What is expected: Set the data down again, exactly as it reads, but without the pictures.

Material provided:
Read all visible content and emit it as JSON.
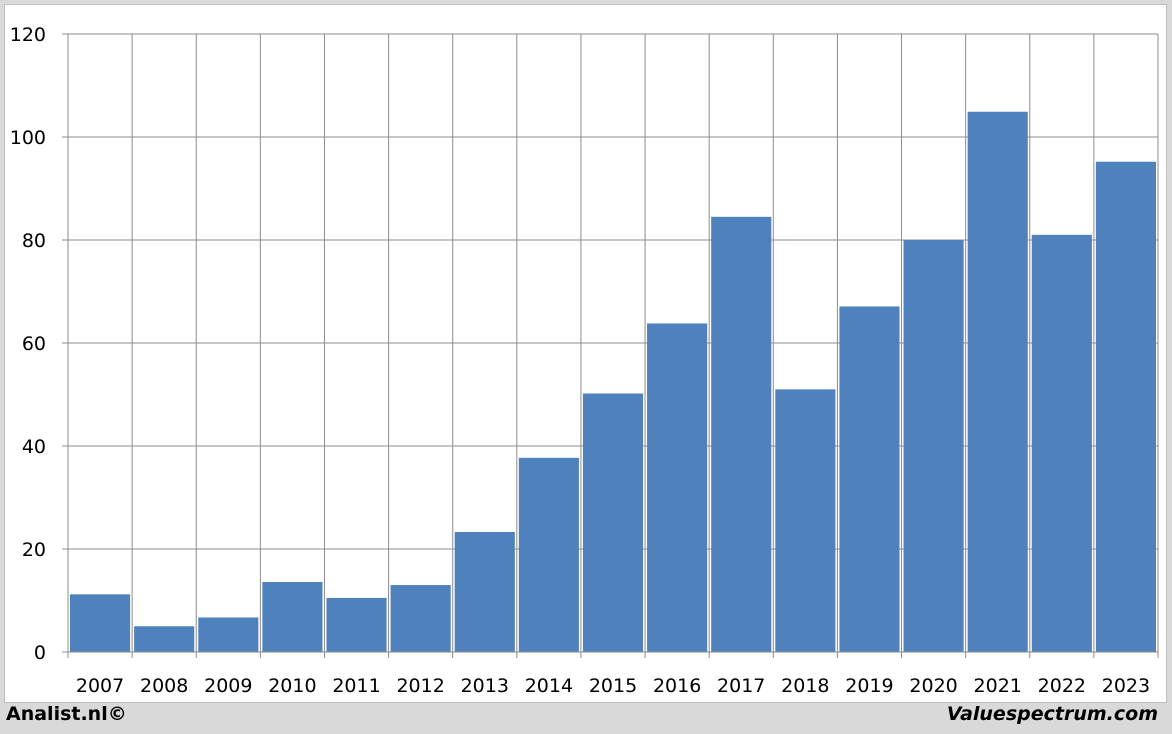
{
  "chart_data": {
    "type": "bar",
    "categories": [
      "2007",
      "2008",
      "2009",
      "2010",
      "2011",
      "2012",
      "2013",
      "2014",
      "2015",
      "2016",
      "2017",
      "2018",
      "2019",
      "2020",
      "2021",
      "2022",
      "2023"
    ],
    "values": [
      11.2,
      5.0,
      6.7,
      13.6,
      10.5,
      13.0,
      23.3,
      37.7,
      50.2,
      63.8,
      84.5,
      51.0,
      67.1,
      80.0,
      104.9,
      81.0,
      95.2
    ],
    "y_ticks": [
      "0",
      "20",
      "40",
      "60",
      "80",
      "100",
      "120"
    ],
    "ylim": [
      0,
      120
    ],
    "grid": true,
    "bar_color": "#4f81bd",
    "title": "",
    "xlabel": "",
    "ylabel": ""
  },
  "footer": {
    "left_text": "Analist.nl©",
    "right_text": "Valuespectrum.com"
  }
}
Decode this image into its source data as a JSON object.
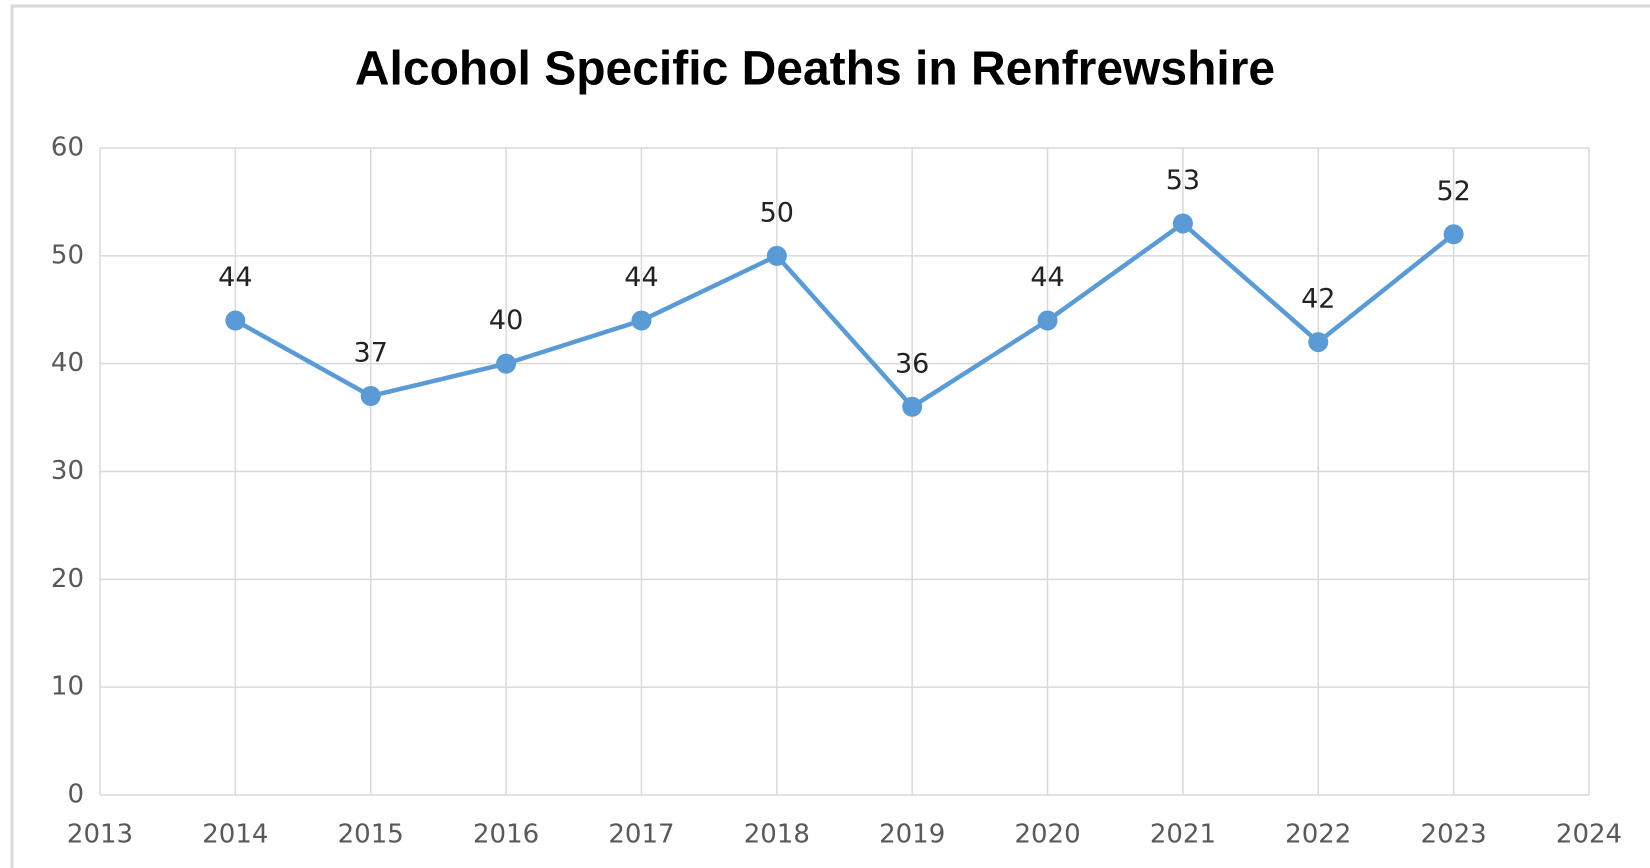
{
  "chart_data": {
    "type": "line",
    "title": "Alcohol Specific Deaths in Renfrewshire",
    "x": [
      2014,
      2015,
      2016,
      2017,
      2018,
      2019,
      2020,
      2021,
      2022,
      2023
    ],
    "series": [
      {
        "name": "Alcohol Specific Deaths",
        "color": "#5b9bd5",
        "values": [
          44,
          37,
          40,
          44,
          50,
          36,
          44,
          53,
          42,
          52
        ]
      }
    ],
    "xlim": [
      2013,
      2024
    ],
    "xticks": [
      2013,
      2014,
      2015,
      2016,
      2017,
      2018,
      2019,
      2020,
      2021,
      2022,
      2023,
      2024
    ],
    "ylim": [
      0,
      60
    ],
    "yticks": [
      0,
      10,
      20,
      30,
      40,
      50,
      60
    ],
    "grid": true,
    "legend": false
  }
}
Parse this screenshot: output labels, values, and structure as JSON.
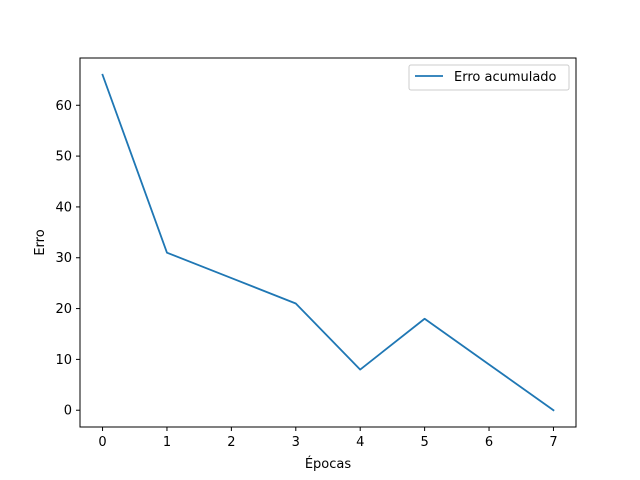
{
  "chart_data": {
    "type": "line",
    "xlabel": "Épocas",
    "ylabel": "Erro",
    "xlim": [
      -0.35,
      7.35
    ],
    "ylim": [
      -3.3,
      69.3
    ],
    "x_ticks": [
      0,
      1,
      2,
      3,
      4,
      5,
      6,
      7
    ],
    "y_ticks": [
      0,
      10,
      20,
      30,
      40,
      50,
      60
    ],
    "grid": false,
    "legend_position": "top-right",
    "series": [
      {
        "name": "Erro acumulado",
        "color": "#1f77b4",
        "x": [
          0,
          1,
          2,
          3,
          4,
          5,
          6,
          7
        ],
        "y": [
          66,
          31,
          26,
          21,
          8,
          18,
          9,
          0
        ]
      }
    ]
  }
}
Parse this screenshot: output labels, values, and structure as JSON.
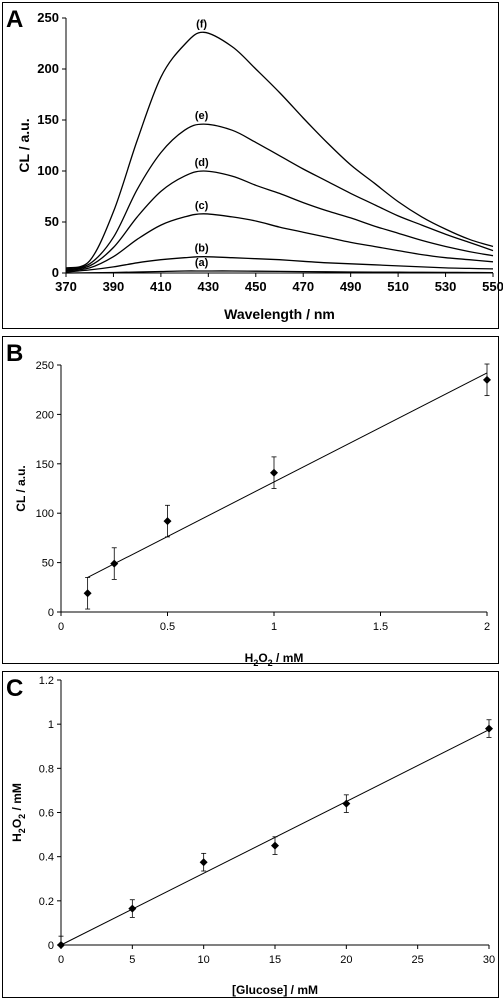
{
  "chart_data": [
    {
      "panel_label": "A",
      "type": "line",
      "xlabel": "Wavelength / nm",
      "ylabel": "CL / a.u.",
      "xlim": [
        370,
        550
      ],
      "ylim": [
        0,
        250
      ],
      "x_ticks": [
        370,
        390,
        410,
        430,
        450,
        470,
        490,
        510,
        530,
        550
      ],
      "y_ticks": [
        0,
        50,
        100,
        150,
        200,
        250
      ],
      "grid": false,
      "x": [
        370,
        380,
        390,
        400,
        410,
        420,
        428,
        440,
        450,
        460,
        470,
        480,
        490,
        500,
        510,
        520,
        530,
        540,
        550
      ],
      "series": [
        {
          "label": "(a)",
          "values": [
            0,
            0.2,
            0.5,
            1,
            1.5,
            2,
            2,
            2,
            1.8,
            1.6,
            1.4,
            1.2,
            1,
            0.9,
            0.8,
            0.7,
            0.6,
            0.5,
            0.4
          ]
        },
        {
          "label": "(b)",
          "values": [
            1,
            3,
            6,
            10,
            13,
            15,
            16,
            15,
            14,
            13,
            11.5,
            10,
            9,
            8,
            7,
            6,
            5,
            4.5,
            4
          ]
        },
        {
          "label": "(c)",
          "values": [
            2,
            5,
            16,
            33,
            47,
            55,
            58,
            55,
            51,
            45,
            40,
            35,
            30,
            26,
            22,
            18,
            15,
            13,
            11
          ]
        },
        {
          "label": "(d)",
          "values": [
            3,
            7,
            25,
            55,
            80,
            95,
            100,
            95,
            86,
            78,
            69,
            61,
            54,
            46,
            39,
            32,
            26,
            21,
            17
          ]
        },
        {
          "label": "(e)",
          "values": [
            4,
            9,
            35,
            82,
            118,
            140,
            146,
            140,
            128,
            115,
            102,
            90,
            78,
            67,
            56,
            47,
            38,
            30,
            22
          ]
        },
        {
          "label": "(f)",
          "values": [
            5,
            12,
            60,
            130,
            192,
            224,
            236,
            222,
            200,
            177,
            152,
            128,
            106,
            88,
            70,
            55,
            43,
            33,
            26
          ]
        }
      ]
    },
    {
      "panel_label": "B",
      "type": "scatter",
      "xlabel_main": "H",
      "xlabel_sub1": "2",
      "xlabel_mid": "O",
      "xlabel_sub2": "2",
      "xlabel_tail": " / mM",
      "ylabel": "CL / a.u.",
      "xlim": [
        0,
        2
      ],
      "ylim": [
        0,
        250
      ],
      "x_ticks": [
        0,
        0.5,
        1,
        1.5,
        2
      ],
      "y_ticks": [
        0,
        50,
        100,
        150,
        200,
        250
      ],
      "grid": false,
      "points": [
        {
          "x": 0.125,
          "y": 19,
          "err": 16
        },
        {
          "x": 0.25,
          "y": 49,
          "err": 16
        },
        {
          "x": 0.5,
          "y": 92,
          "err": 16
        },
        {
          "x": 1,
          "y": 141,
          "err": 16
        },
        {
          "x": 2,
          "y": 235,
          "err": 16
        }
      ],
      "trendline": [
        [
          0.125,
          35
        ],
        [
          2,
          242
        ]
      ]
    },
    {
      "panel_label": "C",
      "type": "scatter",
      "xlabel": "[Glucose] / mM",
      "ylabel_main": "H",
      "ylabel_sub1": "2",
      "ylabel_mid": "O",
      "ylabel_sub2": "2",
      "ylabel_tail": " / mM",
      "xlim": [
        0,
        30
      ],
      "ylim": [
        0,
        1.2
      ],
      "x_ticks": [
        0,
        5,
        10,
        15,
        20,
        25,
        30
      ],
      "y_ticks": [
        0,
        0.2,
        0.4,
        0.6,
        0.8,
        1,
        1.2
      ],
      "grid": false,
      "points": [
        {
          "x": 0,
          "y": 0,
          "err": 0.04
        },
        {
          "x": 5,
          "y": 0.165,
          "err": 0.04
        },
        {
          "x": 10,
          "y": 0.375,
          "err": 0.04
        },
        {
          "x": 15,
          "y": 0.45,
          "err": 0.04
        },
        {
          "x": 20,
          "y": 0.64,
          "err": 0.04
        },
        {
          "x": 30,
          "y": 0.98,
          "err": 0.04
        }
      ],
      "trendline": [
        [
          0,
          0
        ],
        [
          30,
          0.975
        ]
      ]
    }
  ]
}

Expected answer:
Read all visible content and emit it as JSON.
{
  "chart_data": {
    "type": "bar",
    "categories": [
      "2007",
      "2008",
      "2009",
      "2010",
      "2011",
      "2012",
      "2013",
      "2014",
      "2015",
      "2016",
      "2017",
      "2018",
      "2019",
      "2020",
      "2021",
      "2022",
      "2023"
    ],
    "values": [
      11.2,
      5.0,
      6.7,
      13.6,
      10.5,
      13.0,
      23.3,
      37.7,
      50.2,
      63.8,
      84.5,
      51.0,
      67.1,
      80.0,
      104.9,
      81.0,
      95.2
    ],
    "y_ticks": [
      "0",
      "20",
      "40",
      "60",
      "80",
      "100",
      "120"
    ],
    "ylim": [
      0,
      120
    ],
    "grid": true,
    "bar_color": "#4f81bd",
    "title": "",
    "xlabel": "",
    "ylabel": ""
  },
  "footer": {
    "left_text": "Analist.nl©",
    "right_text": "Valuespectrum.com"
  }
}
Decode this image into its source data as a JSON object.
{
  "chart_data": {
    "type": "line",
    "title": "Alcohol Specific Deaths in Renfrewshire",
    "x": [
      2014,
      2015,
      2016,
      2017,
      2018,
      2019,
      2020,
      2021,
      2022,
      2023
    ],
    "series": [
      {
        "name": "Alcohol Specific Deaths",
        "color": "#5b9bd5",
        "values": [
          44,
          37,
          40,
          44,
          50,
          36,
          44,
          53,
          42,
          52
        ]
      }
    ],
    "xlim": [
      2013,
      2024
    ],
    "xticks": [
      2013,
      2014,
      2015,
      2016,
      2017,
      2018,
      2019,
      2020,
      2021,
      2022,
      2023,
      2024
    ],
    "ylim": [
      0,
      60
    ],
    "yticks": [
      0,
      10,
      20,
      30,
      40,
      50,
      60
    ],
    "grid": true,
    "legend": false
  }
}
Parse this screenshot: output labels, values, and structure as JSON.
{
  "chart_data": {
    "type": "line",
    "xlabel": "Épocas",
    "ylabel": "Erro",
    "xlim": [
      -0.35,
      7.35
    ],
    "ylim": [
      -3.3,
      69.3
    ],
    "x_ticks": [
      0,
      1,
      2,
      3,
      4,
      5,
      6,
      7
    ],
    "y_ticks": [
      0,
      10,
      20,
      30,
      40,
      50,
      60
    ],
    "grid": false,
    "legend_position": "top-right",
    "series": [
      {
        "name": "Erro acumulado",
        "color": "#1f77b4",
        "x": [
          0,
          1,
          2,
          3,
          4,
          5,
          6,
          7
        ],
        "y": [
          66,
          31,
          26,
          21,
          8,
          18,
          9,
          0
        ]
      }
    ]
  }
}
Parse this screenshot: output labels, values, and structure as JSON.
{
  "chart_data": [
    {
      "panel_label": "A",
      "type": "line",
      "xlabel": "Wavelength / nm",
      "ylabel": "CL / a.u.",
      "xlim": [
        370,
        550
      ],
      "ylim": [
        0,
        250
      ],
      "x_ticks": [
        370,
        390,
        410,
        430,
        450,
        470,
        490,
        510,
        530,
        550
      ],
      "y_ticks": [
        0,
        50,
        100,
        150,
        200,
        250
      ],
      "grid": false,
      "x": [
        370,
        380,
        390,
        400,
        410,
        420,
        428,
        440,
        450,
        460,
        470,
        480,
        490,
        500,
        510,
        520,
        530,
        540,
        550
      ],
      "series": [
        {
          "label": "(a)",
          "values": [
            0,
            0.2,
            0.5,
            1,
            1.5,
            2,
            2,
            2,
            1.8,
            1.6,
            1.4,
            1.2,
            1,
            0.9,
            0.8,
            0.7,
            0.6,
            0.5,
            0.4
          ]
        },
        {
          "label": "(b)",
          "values": [
            1,
            3,
            6,
            10,
            13,
            15,
            16,
            15,
            14,
            13,
            11.5,
            10,
            9,
            8,
            7,
            6,
            5,
            4.5,
            4
          ]
        },
        {
          "label": "(c)",
          "values": [
            2,
            5,
            16,
            33,
            47,
            55,
            58,
            55,
            51,
            45,
            40,
            35,
            30,
            26,
            22,
            18,
            15,
            13,
            11
          ]
        },
        {
          "label": "(d)",
          "values": [
            3,
            7,
            25,
            55,
            80,
            95,
            100,
            95,
            86,
            78,
            69,
            61,
            54,
            46,
            39,
            32,
            26,
            21,
            17
          ]
        },
        {
          "label": "(e)",
          "values": [
            4,
            9,
            35,
            82,
            118,
            140,
            146,
            140,
            128,
            115,
            102,
            90,
            78,
            67,
            56,
            47,
            38,
            30,
            22
          ]
        },
        {
          "label": "(f)",
          "values": [
            5,
            12,
            60,
            130,
            192,
            224,
            236,
            222,
            200,
            177,
            152,
            128,
            106,
            88,
            70,
            55,
            43,
            33,
            26
          ]
        }
      ]
    },
    {
      "panel_label": "B",
      "type": "scatter",
      "xlabel_main": "H",
      "xlabel_sub1": "2",
      "xlabel_mid": "O",
      "xlabel_sub2": "2",
      "xlabel_tail": " / mM",
      "ylabel": "CL / a.u.",
      "xlim": [
        0,
        2
      ],
      "ylim": [
        0,
        250
      ],
      "x_ticks": [
        0,
        0.5,
        1,
        1.5,
        2
      ],
      "y_ticks": [
        0,
        50,
        100,
        150,
        200,
        250
      ],
      "grid": false,
      "points": [
        {
          "x": 0.125,
          "y": 19,
          "err": 16
        },
        {
          "x": 0.25,
          "y": 49,
          "err": 16
        },
        {
          "x": 0.5,
          "y": 92,
          "err": 16
        },
        {
          "x": 1,
          "y": 141,
          "err": 16
        },
        {
          "x": 2,
          "y": 235,
          "err": 16
        }
      ],
      "trendline": [
        [
          0.125,
          35
        ],
        [
          2,
          242
        ]
      ]
    },
    {
      "panel_label": "C",
      "type": "scatter",
      "xlabel": "[Glucose] / mM",
      "ylabel_main": "H",
      "ylabel_sub1": "2",
      "ylabel_mid": "O",
      "ylabel_sub2": "2",
      "ylabel_tail": " / mM",
      "xlim": [
        0,
        30
      ],
      "ylim": [
        0,
        1.2
      ],
      "x_ticks": [
        0,
        5,
        10,
        15,
        20,
        25,
        30
      ],
      "y_ticks": [
        0,
        0.2,
        0.4,
        0.6,
        0.8,
        1,
        1.2
      ],
      "grid": false,
      "points": [
        {
          "x": 0,
          "y": 0,
          "err": 0.04
        },
        {
          "x": 5,
          "y": 0.165,
          "err": 0.04
        },
        {
          "x": 10,
          "y": 0.375,
          "err": 0.04
        },
        {
          "x": 15,
          "y": 0.45,
          "err": 0.04
        },
        {
          "x": 20,
          "y": 0.64,
          "err": 0.04
        },
        {
          "x": 30,
          "y": 0.98,
          "err": 0.04
        }
      ],
      "trendline": [
        [
          0,
          0
        ],
        [
          30,
          0.975
        ]
      ]
    }
  ]
}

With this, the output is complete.